■ Extracted entries:
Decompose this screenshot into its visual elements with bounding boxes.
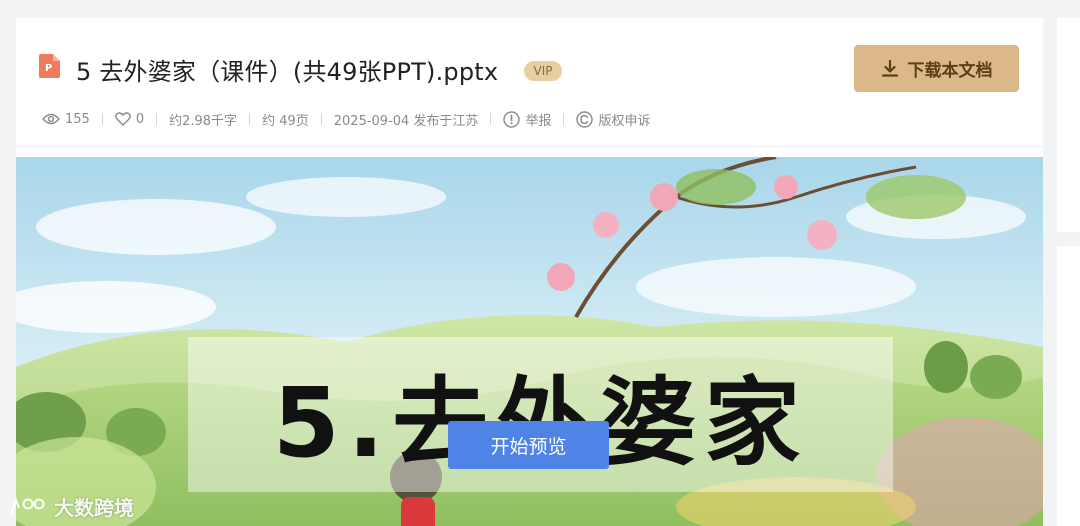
document-meta: 155 0 约2.98千字 约 49页 2025-09-04 发布于江苏 举报 … — [42, 109, 650, 129]
publish-info-value: 2025-09-04 发布于江苏 — [333, 113, 479, 129]
document-card: P 5 去外婆家（课件）(共49张PPT).pptx VIP 下载本文档 155 — [16, 18, 1043, 526]
copyright-icon — [576, 110, 594, 128]
meta-divider — [249, 113, 251, 125]
views-value: 155 — [65, 111, 90, 127]
publish-info: 2025-09-04 发布于江苏 — [334, 110, 479, 129]
vip-badge: VIP — [524, 61, 562, 81]
views-count: 155 — [42, 112, 90, 127]
meta-divider — [320, 113, 322, 125]
exclamation-circle-icon — [503, 110, 521, 128]
download-icon — [881, 59, 898, 77]
word-count-value: 约2.98千字 — [169, 113, 238, 129]
copyright-label: 版权申诉 — [598, 113, 651, 129]
ppt-file-icon: P — [39, 54, 60, 78]
meta-divider — [101, 113, 103, 125]
watermark-logo-icon — [10, 496, 45, 514]
copyright-link[interactable]: 版权申诉 — [576, 110, 650, 129]
report-link[interactable]: 举报 — [503, 110, 551, 129]
meta-divider — [156, 113, 158, 125]
right-panel-bottom — [1057, 246, 1080, 526]
right-panel-top — [1057, 18, 1080, 232]
likes-value: 0 — [135, 111, 145, 127]
likes-count[interactable]: 0 — [114, 111, 145, 127]
start-preview-button[interactable]: 开始预览 — [448, 421, 609, 469]
download-label: 下载本文档 — [907, 61, 993, 81]
report-label: 举报 — [525, 113, 552, 129]
download-button[interactable]: 下载本文档 — [854, 45, 1019, 92]
watermark-text: 大数跨境 — [54, 496, 134, 520]
page-count: 约 49页 — [262, 110, 309, 129]
meta-divider — [490, 113, 492, 125]
page-count-value: 约 49页 — [262, 113, 309, 129]
document-header: P 5 去外婆家（课件）(共49张PPT).pptx VIP 下载本文档 155 — [16, 18, 1043, 147]
word-count: 约2.98千字 — [169, 110, 237, 129]
eye-icon — [42, 113, 60, 125]
svg-text:P: P — [45, 63, 52, 74]
meta-divider — [563, 113, 565, 125]
watermark: 大数跨境 — [8, 492, 134, 521]
document-title: 5 去外婆家（课件）(共49张PPT).pptx — [76, 58, 499, 86]
slide-preview[interactable]: 5.去外婆家 开始预览 — [16, 157, 1043, 526]
heart-icon — [114, 112, 131, 126]
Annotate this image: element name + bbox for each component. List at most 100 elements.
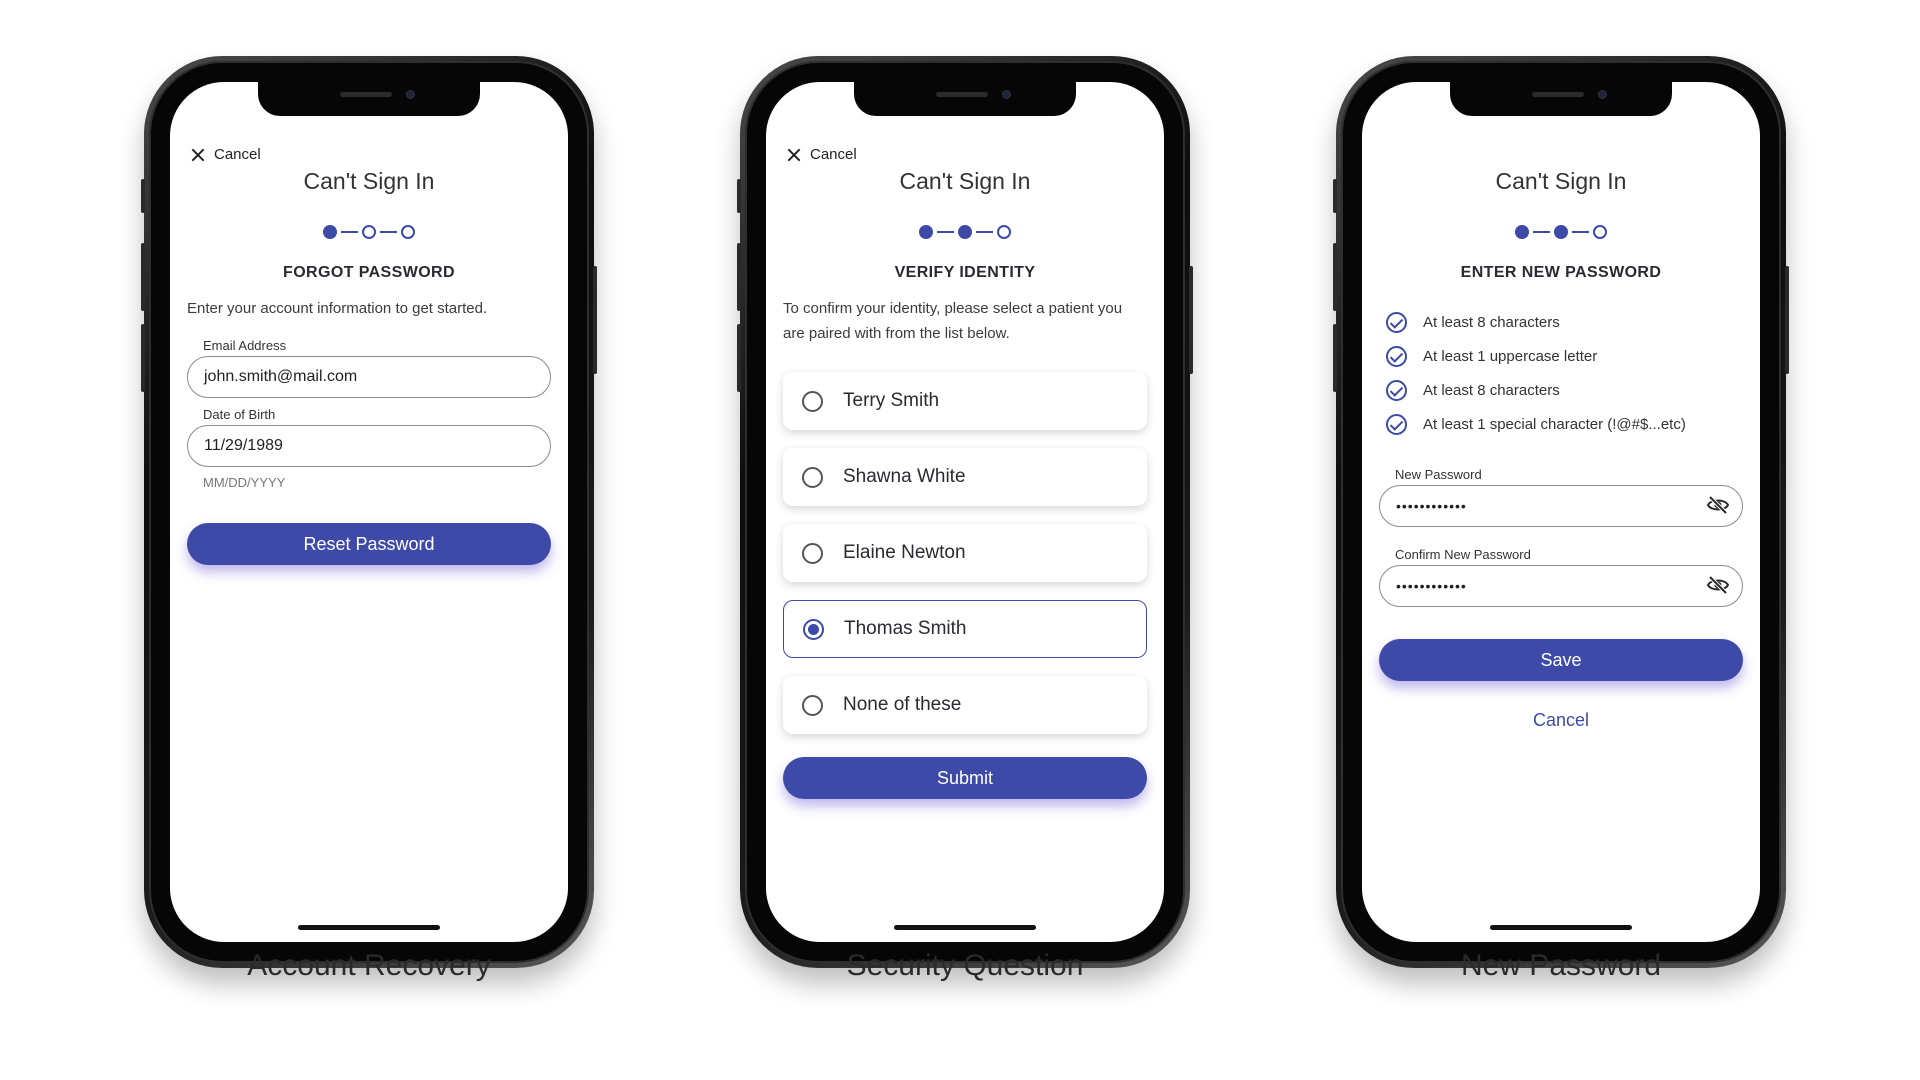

■ Written problem: Please copy every row above line for line with no changes, leaving out the pictures.

■ Result for this exercise:
Decompose this screenshot into its visual elements with bounding boxes.
document-meta: 155 0 约2.98千字 约 49页 2025-09-04 发布于江苏 举报 … — [42, 109, 650, 129]
publish-info-value: 2025-09-04 发布于江苏 — [333, 113, 479, 129]
document-card: P 5 去外婆家（课件）(共49张PPT).pptx VIP 下载本文档 155 — [16, 18, 1043, 526]
copyright-icon — [576, 110, 594, 128]
meta-divider — [249, 113, 251, 125]
views-value: 155 — [65, 111, 90, 127]
publish-info: 2025-09-04 发布于江苏 — [334, 110, 479, 129]
vip-badge: VIP — [524, 61, 562, 81]
views-count: 155 — [42, 112, 90, 127]
meta-divider — [320, 113, 322, 125]
exclamation-circle-icon — [503, 110, 521, 128]
download-icon — [881, 59, 898, 77]
word-count-value: 约2.98千字 — [169, 113, 238, 129]
copyright-label: 版权申诉 — [598, 113, 651, 129]
ppt-file-icon: P — [39, 54, 60, 78]
meta-divider — [101, 113, 103, 125]
watermark-logo-icon — [10, 496, 45, 514]
copyright-link[interactable]: 版权申诉 — [576, 110, 650, 129]
report-link[interactable]: 举报 — [503, 110, 551, 129]
meta-divider — [156, 113, 158, 125]
right-panel-bottom — [1057, 246, 1080, 526]
right-panel-top — [1057, 18, 1080, 232]
likes-value: 0 — [135, 111, 145, 127]
likes-count[interactable]: 0 — [114, 111, 145, 127]
start-preview-button[interactable]: 开始预览 — [448, 421, 609, 469]
download-label: 下载本文档 — [907, 61, 993, 81]
report-label: 举报 — [525, 113, 552, 129]
download-button[interactable]: 下载本文档 — [854, 45, 1019, 92]
watermark-text: 大数跨境 — [54, 496, 134, 520]
page-count: 约 49页 — [262, 110, 309, 129]
meta-divider — [490, 113, 492, 125]
page-count-value: 约 49页 — [262, 113, 309, 129]
document-header: P 5 去外婆家（课件）(共49张PPT).pptx VIP 下载本文档 155 — [16, 18, 1043, 147]
word-count: 约2.98千字 — [169, 110, 237, 129]
eye-icon — [42, 113, 60, 125]
svg-text:P: P — [45, 63, 52, 74]
meta-divider — [563, 113, 565, 125]
watermark: 大数跨境 — [8, 492, 134, 521]
document-title: 5 去外婆家（课件）(共49张PPT).pptx — [76, 58, 499, 86]
slide-preview[interactable]: 5.去外婆家 开始预览 — [16, 157, 1043, 526]
heart-icon — [114, 112, 131, 126]
Annotate this image: element name + bbox for each component. List at most 100 elements.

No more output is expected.